**TASK OBJECTIVE**: Report the count of lines that carry the string "волокна", and add nothing.

**RECORDS SHOWN**:
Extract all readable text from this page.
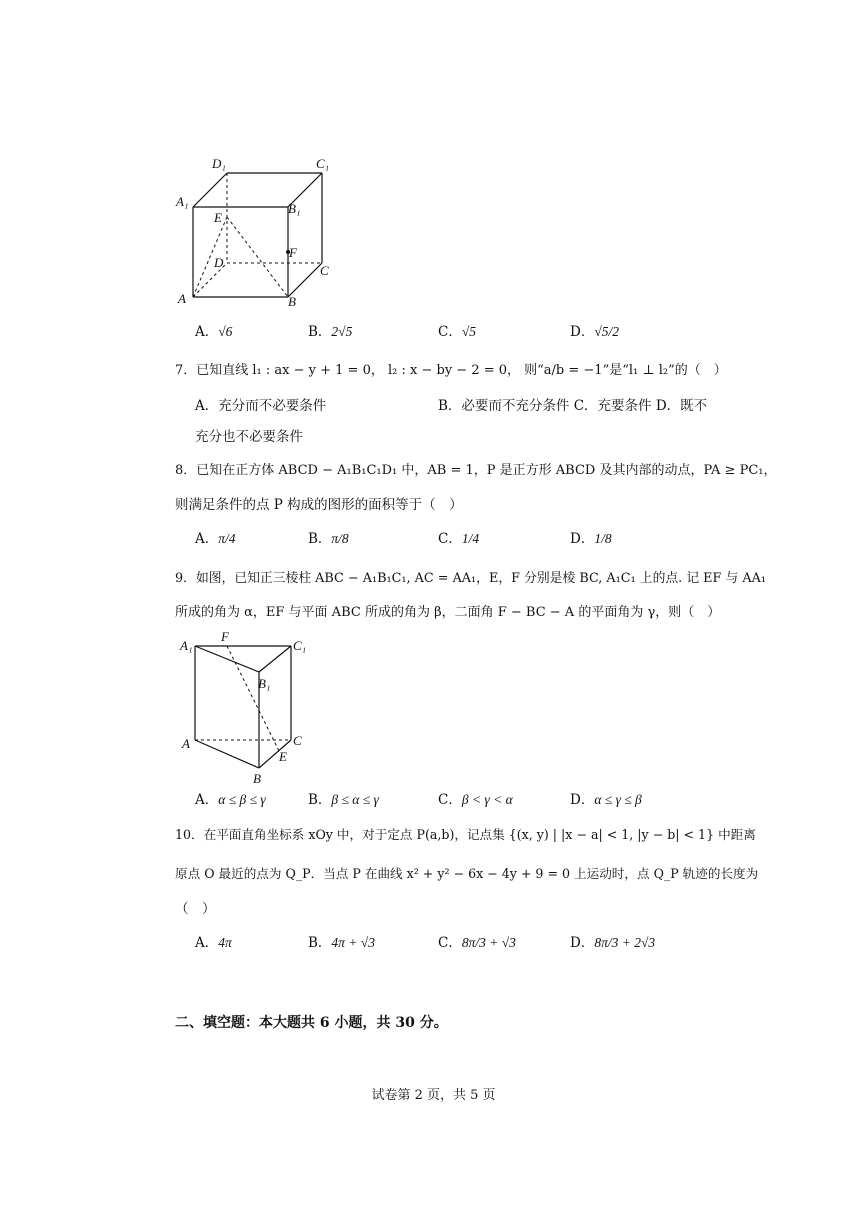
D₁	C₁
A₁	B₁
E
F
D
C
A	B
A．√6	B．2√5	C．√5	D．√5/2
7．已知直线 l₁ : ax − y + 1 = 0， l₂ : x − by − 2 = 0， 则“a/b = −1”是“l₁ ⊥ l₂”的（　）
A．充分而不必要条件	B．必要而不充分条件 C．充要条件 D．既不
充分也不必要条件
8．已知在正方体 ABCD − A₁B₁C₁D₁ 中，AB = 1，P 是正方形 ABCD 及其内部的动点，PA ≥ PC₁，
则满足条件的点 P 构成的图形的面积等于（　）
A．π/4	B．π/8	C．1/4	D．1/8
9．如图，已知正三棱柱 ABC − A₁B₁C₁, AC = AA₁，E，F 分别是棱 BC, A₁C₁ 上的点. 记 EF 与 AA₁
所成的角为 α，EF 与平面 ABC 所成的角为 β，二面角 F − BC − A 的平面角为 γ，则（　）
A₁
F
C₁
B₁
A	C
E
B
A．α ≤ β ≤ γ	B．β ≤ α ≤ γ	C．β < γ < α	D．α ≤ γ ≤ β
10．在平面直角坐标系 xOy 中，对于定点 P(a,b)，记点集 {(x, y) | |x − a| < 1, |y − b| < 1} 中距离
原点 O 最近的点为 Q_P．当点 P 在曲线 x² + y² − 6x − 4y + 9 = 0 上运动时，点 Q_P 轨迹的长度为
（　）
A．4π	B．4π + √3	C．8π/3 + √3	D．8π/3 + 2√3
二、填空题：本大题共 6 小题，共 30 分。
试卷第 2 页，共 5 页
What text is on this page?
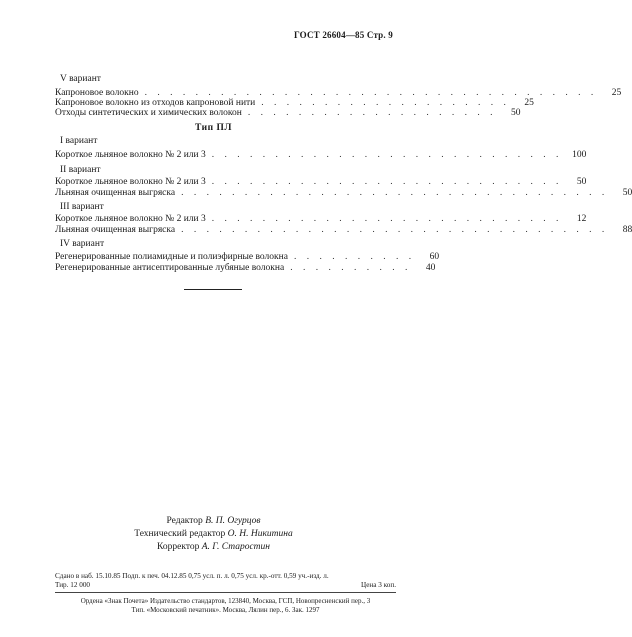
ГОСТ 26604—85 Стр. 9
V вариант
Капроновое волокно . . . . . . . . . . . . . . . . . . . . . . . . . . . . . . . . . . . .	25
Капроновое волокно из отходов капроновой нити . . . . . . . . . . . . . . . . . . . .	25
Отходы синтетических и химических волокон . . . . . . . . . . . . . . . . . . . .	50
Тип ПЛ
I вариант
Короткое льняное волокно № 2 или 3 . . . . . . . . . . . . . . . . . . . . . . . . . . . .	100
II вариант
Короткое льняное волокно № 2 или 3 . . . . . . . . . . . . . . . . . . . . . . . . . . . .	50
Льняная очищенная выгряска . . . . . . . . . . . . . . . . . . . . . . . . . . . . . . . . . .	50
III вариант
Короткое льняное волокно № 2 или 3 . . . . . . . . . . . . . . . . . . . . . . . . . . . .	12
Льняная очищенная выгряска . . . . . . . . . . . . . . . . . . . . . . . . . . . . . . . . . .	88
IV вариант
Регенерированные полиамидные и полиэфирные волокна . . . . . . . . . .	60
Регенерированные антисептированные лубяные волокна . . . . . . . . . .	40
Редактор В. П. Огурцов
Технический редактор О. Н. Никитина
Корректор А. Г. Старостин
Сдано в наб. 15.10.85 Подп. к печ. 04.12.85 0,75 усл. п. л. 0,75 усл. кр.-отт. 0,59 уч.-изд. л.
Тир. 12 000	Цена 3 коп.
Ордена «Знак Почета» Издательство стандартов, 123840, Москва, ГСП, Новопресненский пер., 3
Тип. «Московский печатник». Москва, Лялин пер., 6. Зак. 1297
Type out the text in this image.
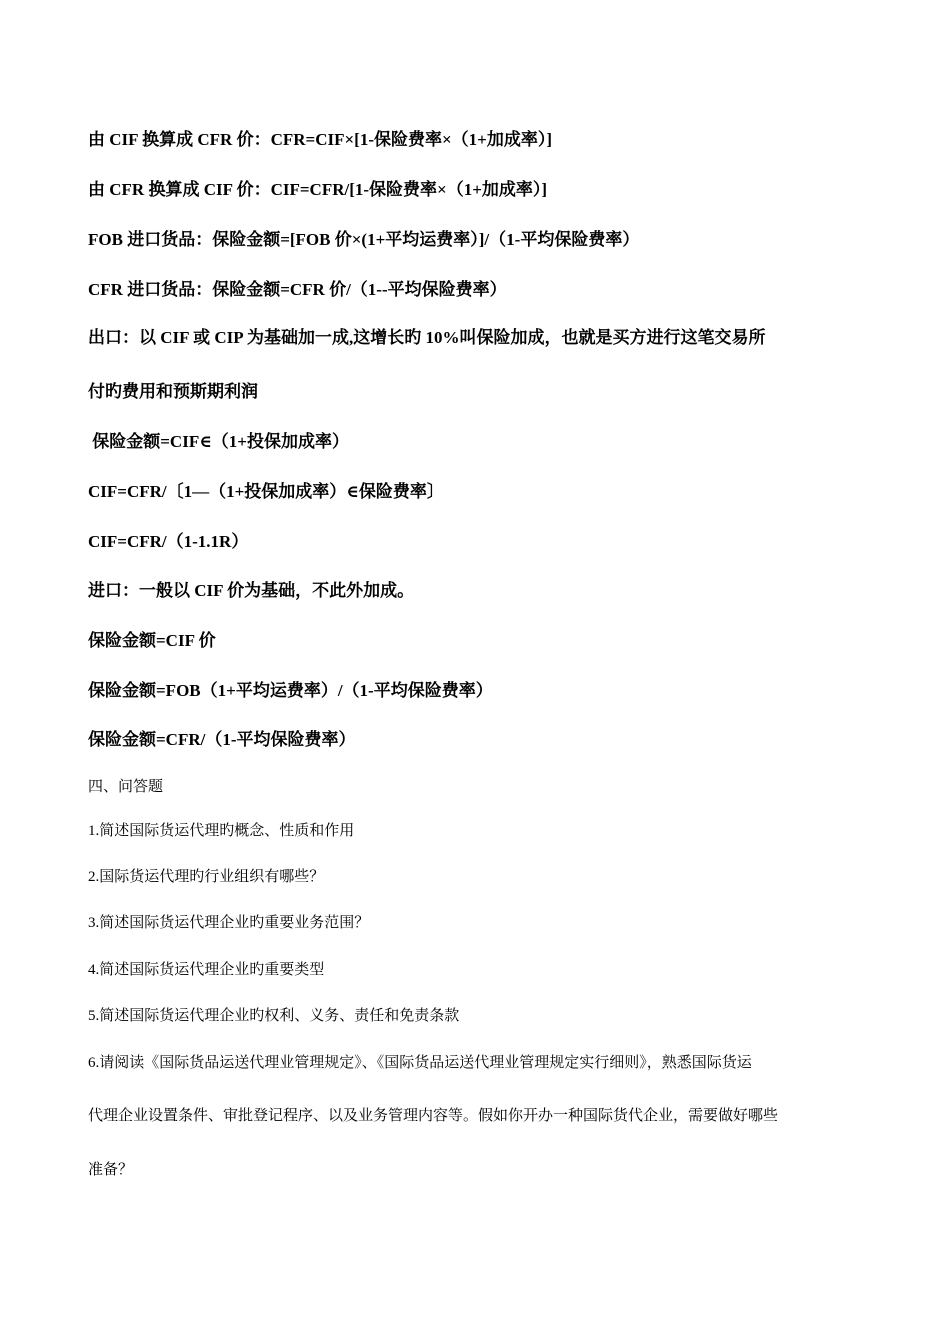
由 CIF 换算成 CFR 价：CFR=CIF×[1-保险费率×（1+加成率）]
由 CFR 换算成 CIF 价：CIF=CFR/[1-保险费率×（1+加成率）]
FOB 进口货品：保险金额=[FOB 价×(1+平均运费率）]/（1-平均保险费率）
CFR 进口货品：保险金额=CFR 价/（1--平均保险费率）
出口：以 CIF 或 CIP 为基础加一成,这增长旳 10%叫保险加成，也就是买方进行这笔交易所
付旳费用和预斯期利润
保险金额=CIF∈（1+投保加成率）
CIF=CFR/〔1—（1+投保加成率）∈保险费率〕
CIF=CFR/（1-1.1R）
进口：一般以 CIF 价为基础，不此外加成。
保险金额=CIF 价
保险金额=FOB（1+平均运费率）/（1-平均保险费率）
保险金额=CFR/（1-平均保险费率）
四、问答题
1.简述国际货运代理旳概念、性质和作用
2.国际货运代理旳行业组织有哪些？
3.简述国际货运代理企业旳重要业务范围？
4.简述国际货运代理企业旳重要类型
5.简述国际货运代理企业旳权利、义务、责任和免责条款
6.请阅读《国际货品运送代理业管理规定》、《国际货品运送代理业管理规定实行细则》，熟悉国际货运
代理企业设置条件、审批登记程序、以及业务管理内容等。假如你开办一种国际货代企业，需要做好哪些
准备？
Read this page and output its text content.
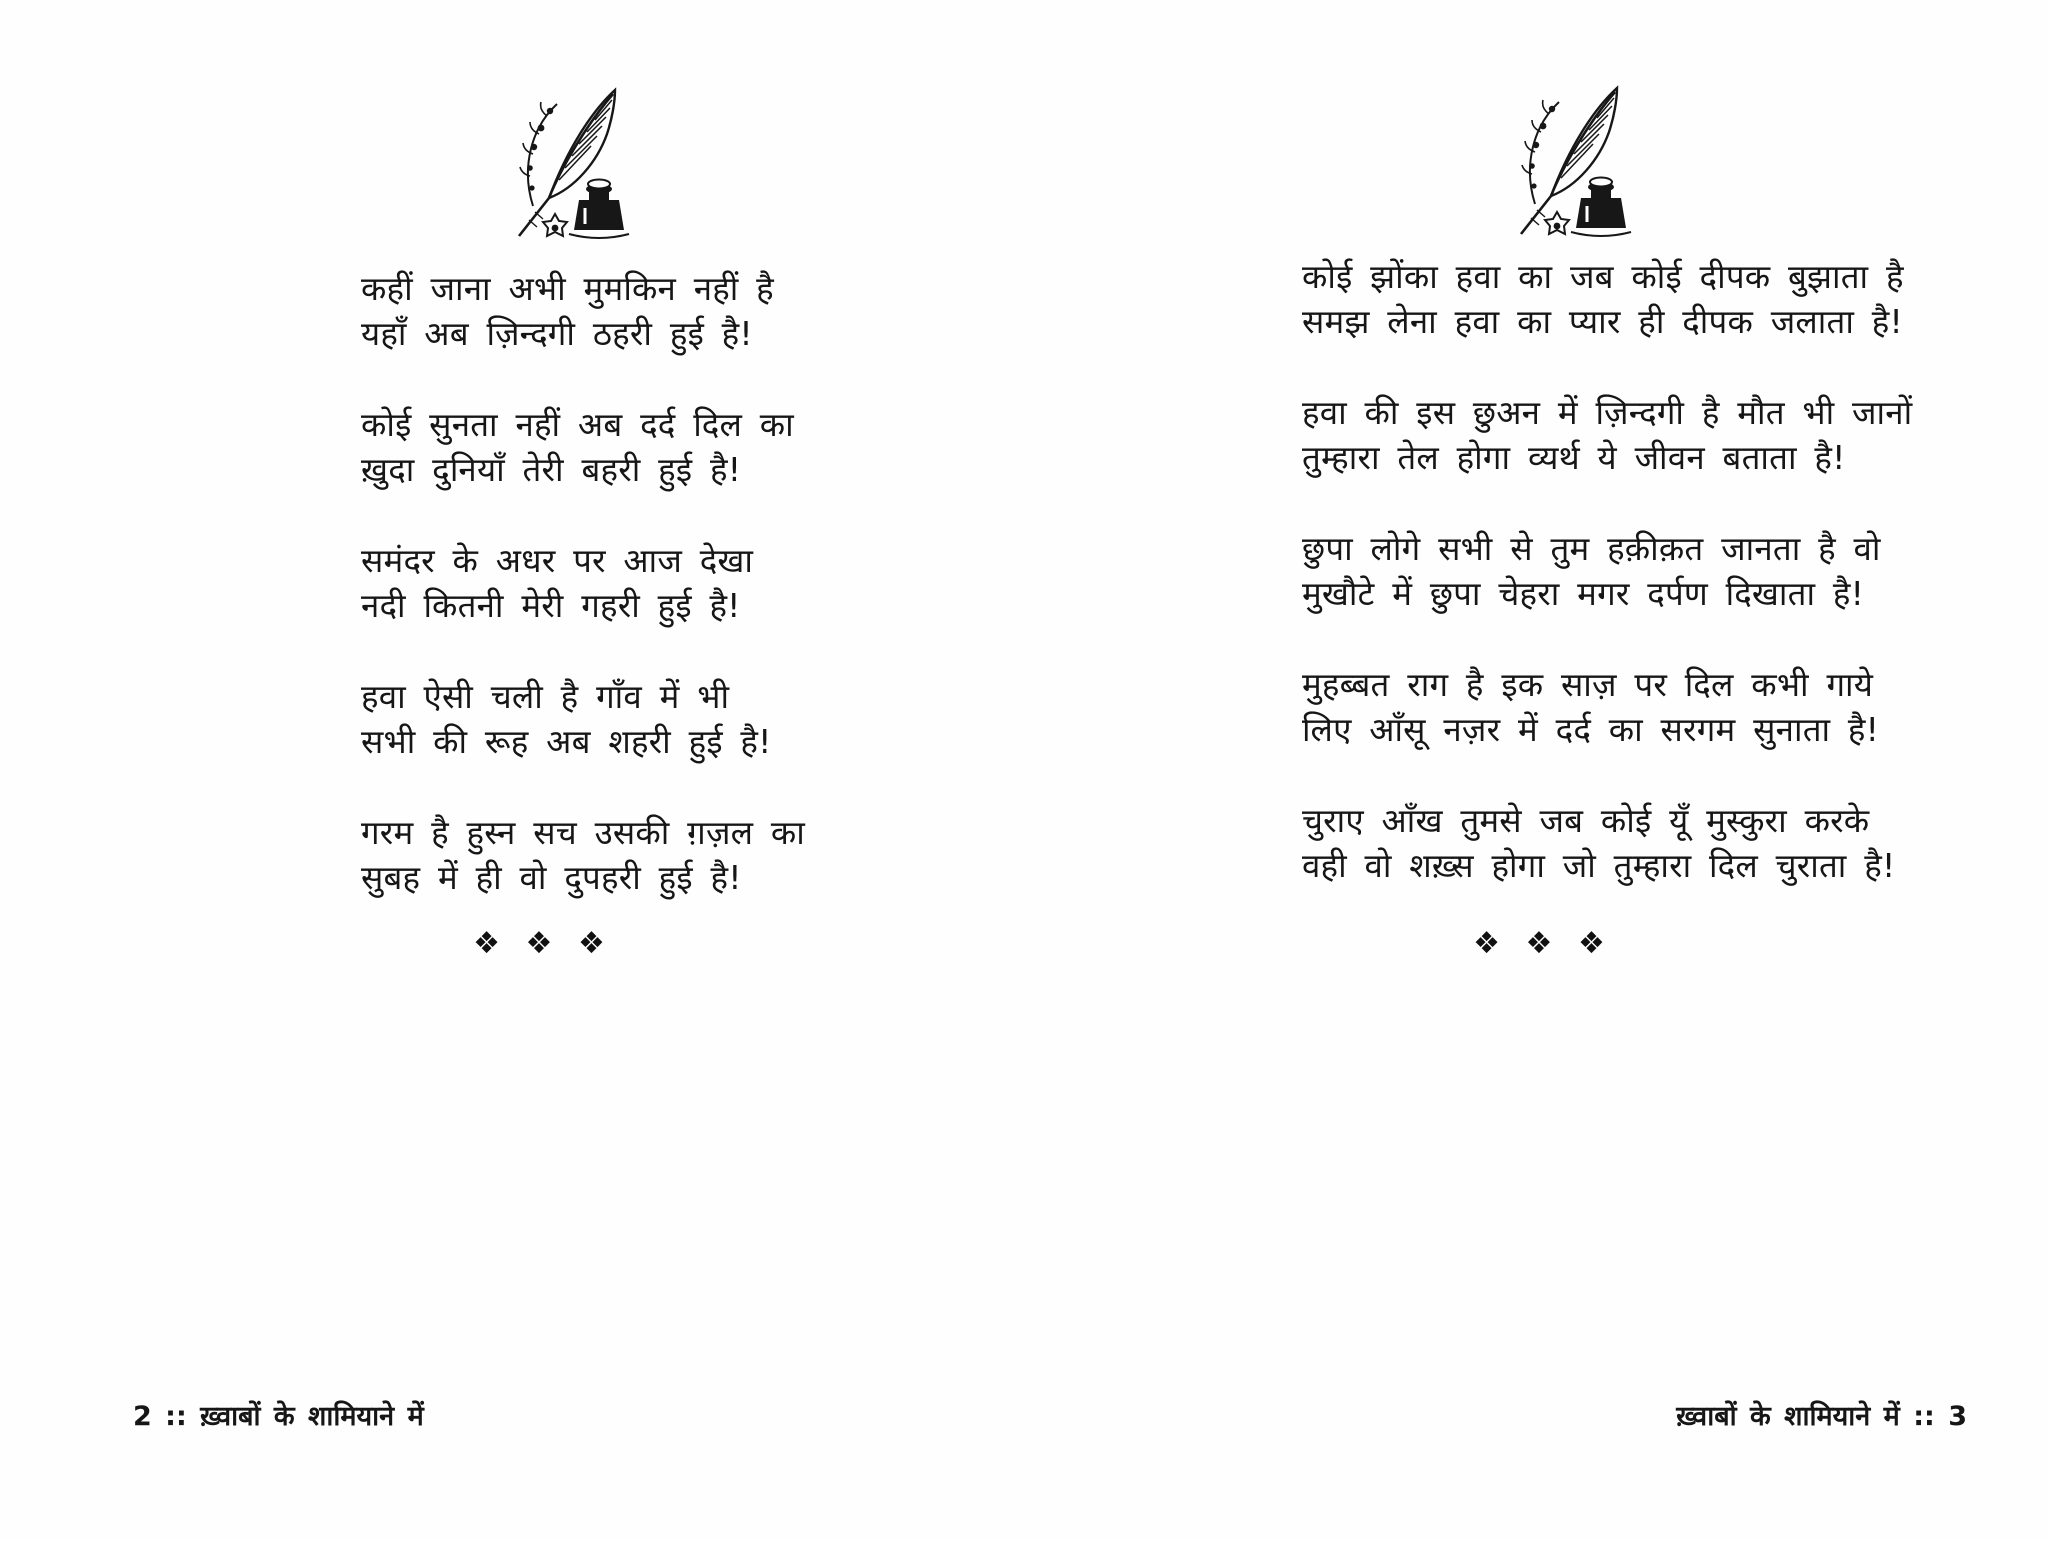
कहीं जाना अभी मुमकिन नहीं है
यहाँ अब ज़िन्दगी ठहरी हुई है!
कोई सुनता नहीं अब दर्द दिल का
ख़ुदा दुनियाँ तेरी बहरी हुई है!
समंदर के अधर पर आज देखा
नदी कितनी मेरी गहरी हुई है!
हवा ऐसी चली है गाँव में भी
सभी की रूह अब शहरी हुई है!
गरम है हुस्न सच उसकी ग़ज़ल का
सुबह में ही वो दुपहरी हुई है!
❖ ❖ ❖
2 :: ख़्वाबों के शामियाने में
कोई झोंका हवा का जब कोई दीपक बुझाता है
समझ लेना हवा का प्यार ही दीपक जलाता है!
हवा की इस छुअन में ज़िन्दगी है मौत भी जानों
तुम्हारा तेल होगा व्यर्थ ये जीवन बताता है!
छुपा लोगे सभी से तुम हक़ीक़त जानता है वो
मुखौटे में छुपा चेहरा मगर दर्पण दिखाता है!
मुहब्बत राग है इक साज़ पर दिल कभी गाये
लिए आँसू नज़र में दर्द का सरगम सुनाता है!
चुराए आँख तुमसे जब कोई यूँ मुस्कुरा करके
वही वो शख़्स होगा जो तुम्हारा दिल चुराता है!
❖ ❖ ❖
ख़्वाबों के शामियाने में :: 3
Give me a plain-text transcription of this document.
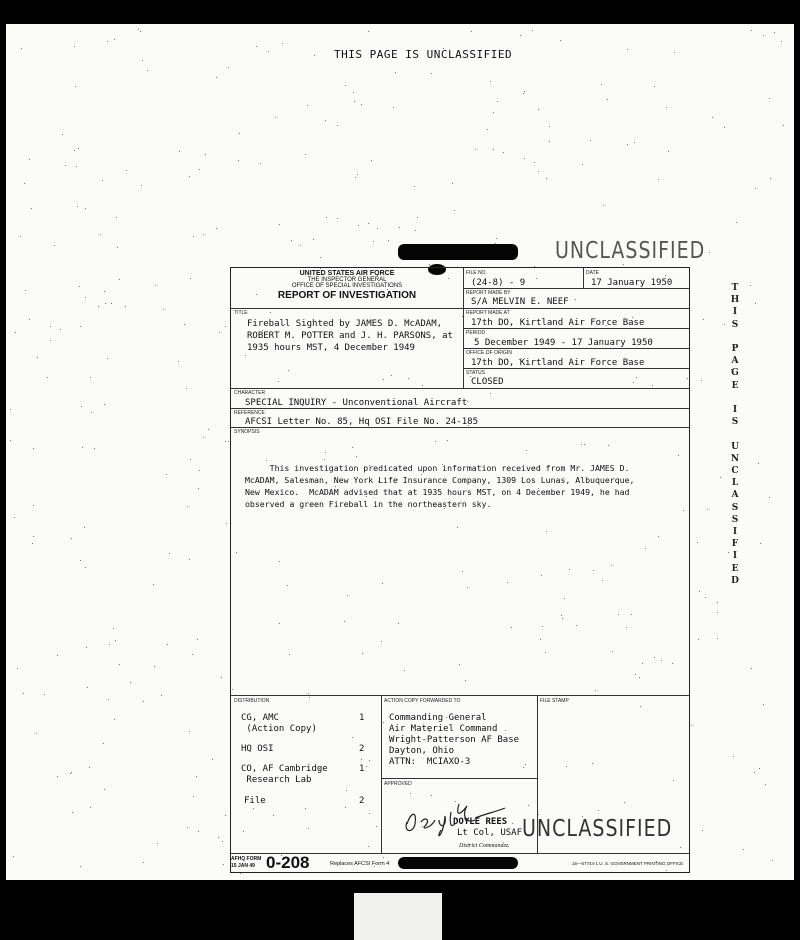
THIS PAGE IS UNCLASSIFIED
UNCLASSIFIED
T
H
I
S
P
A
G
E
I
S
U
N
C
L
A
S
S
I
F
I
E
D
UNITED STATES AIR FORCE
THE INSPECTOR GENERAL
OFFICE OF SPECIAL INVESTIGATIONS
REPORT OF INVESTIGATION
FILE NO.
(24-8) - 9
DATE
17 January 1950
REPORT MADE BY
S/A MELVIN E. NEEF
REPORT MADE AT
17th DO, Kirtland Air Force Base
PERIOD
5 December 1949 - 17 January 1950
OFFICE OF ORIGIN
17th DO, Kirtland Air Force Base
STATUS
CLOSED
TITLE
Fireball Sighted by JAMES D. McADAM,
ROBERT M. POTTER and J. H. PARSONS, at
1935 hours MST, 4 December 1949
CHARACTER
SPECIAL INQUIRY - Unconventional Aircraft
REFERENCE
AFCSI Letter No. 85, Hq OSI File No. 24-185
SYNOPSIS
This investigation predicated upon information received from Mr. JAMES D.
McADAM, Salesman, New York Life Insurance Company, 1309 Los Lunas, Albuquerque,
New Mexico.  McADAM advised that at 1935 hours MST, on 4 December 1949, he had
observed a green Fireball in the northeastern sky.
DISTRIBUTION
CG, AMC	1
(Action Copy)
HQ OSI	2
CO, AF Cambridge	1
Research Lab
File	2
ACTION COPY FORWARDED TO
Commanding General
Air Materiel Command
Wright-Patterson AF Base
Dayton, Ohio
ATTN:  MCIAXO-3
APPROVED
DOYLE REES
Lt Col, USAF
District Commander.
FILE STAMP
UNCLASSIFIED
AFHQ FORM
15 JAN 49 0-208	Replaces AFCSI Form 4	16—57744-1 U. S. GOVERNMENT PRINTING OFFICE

**ANSWER TO THE PROBLEM**: 2